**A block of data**
○ ○ ○

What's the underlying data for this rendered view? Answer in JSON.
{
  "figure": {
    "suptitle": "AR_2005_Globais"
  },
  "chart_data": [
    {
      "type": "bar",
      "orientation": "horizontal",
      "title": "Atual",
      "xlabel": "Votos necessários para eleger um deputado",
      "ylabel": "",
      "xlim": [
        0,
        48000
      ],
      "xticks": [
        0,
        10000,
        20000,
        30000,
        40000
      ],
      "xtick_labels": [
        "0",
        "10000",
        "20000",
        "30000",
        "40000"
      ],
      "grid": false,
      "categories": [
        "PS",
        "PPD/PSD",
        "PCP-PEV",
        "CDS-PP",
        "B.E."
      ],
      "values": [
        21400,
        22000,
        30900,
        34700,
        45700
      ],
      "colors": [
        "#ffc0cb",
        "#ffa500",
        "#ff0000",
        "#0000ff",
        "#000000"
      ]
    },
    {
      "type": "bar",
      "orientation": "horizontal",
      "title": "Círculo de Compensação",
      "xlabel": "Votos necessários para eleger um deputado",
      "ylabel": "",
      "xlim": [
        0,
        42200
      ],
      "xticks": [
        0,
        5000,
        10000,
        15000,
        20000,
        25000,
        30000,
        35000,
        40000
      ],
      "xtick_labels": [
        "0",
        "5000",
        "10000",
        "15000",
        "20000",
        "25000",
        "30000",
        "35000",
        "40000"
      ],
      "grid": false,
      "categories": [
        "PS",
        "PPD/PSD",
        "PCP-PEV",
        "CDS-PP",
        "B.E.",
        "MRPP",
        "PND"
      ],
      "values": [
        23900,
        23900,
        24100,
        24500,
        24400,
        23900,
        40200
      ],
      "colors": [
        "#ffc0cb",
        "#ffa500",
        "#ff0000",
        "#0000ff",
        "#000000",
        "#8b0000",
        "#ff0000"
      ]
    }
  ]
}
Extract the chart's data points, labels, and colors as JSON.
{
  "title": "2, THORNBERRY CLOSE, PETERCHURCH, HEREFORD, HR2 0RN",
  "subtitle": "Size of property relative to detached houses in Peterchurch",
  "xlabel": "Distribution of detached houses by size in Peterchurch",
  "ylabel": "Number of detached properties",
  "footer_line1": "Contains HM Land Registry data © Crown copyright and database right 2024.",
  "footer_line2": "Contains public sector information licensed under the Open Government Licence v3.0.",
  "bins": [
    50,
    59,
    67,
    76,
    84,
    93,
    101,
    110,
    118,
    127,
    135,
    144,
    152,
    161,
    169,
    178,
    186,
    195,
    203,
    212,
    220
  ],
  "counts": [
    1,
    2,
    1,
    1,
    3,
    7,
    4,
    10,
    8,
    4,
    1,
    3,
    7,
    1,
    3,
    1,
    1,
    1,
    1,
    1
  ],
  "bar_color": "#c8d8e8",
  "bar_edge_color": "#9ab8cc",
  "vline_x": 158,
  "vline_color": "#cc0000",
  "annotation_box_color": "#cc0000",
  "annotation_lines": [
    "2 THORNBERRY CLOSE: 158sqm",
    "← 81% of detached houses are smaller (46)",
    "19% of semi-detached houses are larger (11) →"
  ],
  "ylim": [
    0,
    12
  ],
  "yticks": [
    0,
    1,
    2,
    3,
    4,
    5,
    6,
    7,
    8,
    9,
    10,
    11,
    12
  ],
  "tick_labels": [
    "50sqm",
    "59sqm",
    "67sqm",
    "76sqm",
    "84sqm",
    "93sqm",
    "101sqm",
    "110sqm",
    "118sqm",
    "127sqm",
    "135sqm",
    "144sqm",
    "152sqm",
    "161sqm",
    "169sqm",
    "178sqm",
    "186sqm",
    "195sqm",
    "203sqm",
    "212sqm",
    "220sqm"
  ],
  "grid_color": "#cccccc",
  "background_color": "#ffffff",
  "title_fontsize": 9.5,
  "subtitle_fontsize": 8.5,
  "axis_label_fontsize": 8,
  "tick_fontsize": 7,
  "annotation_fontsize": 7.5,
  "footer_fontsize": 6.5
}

○ ○ ○

State how many lines of the entries above include the word "THORNBERRY", offering no text other than the number.

2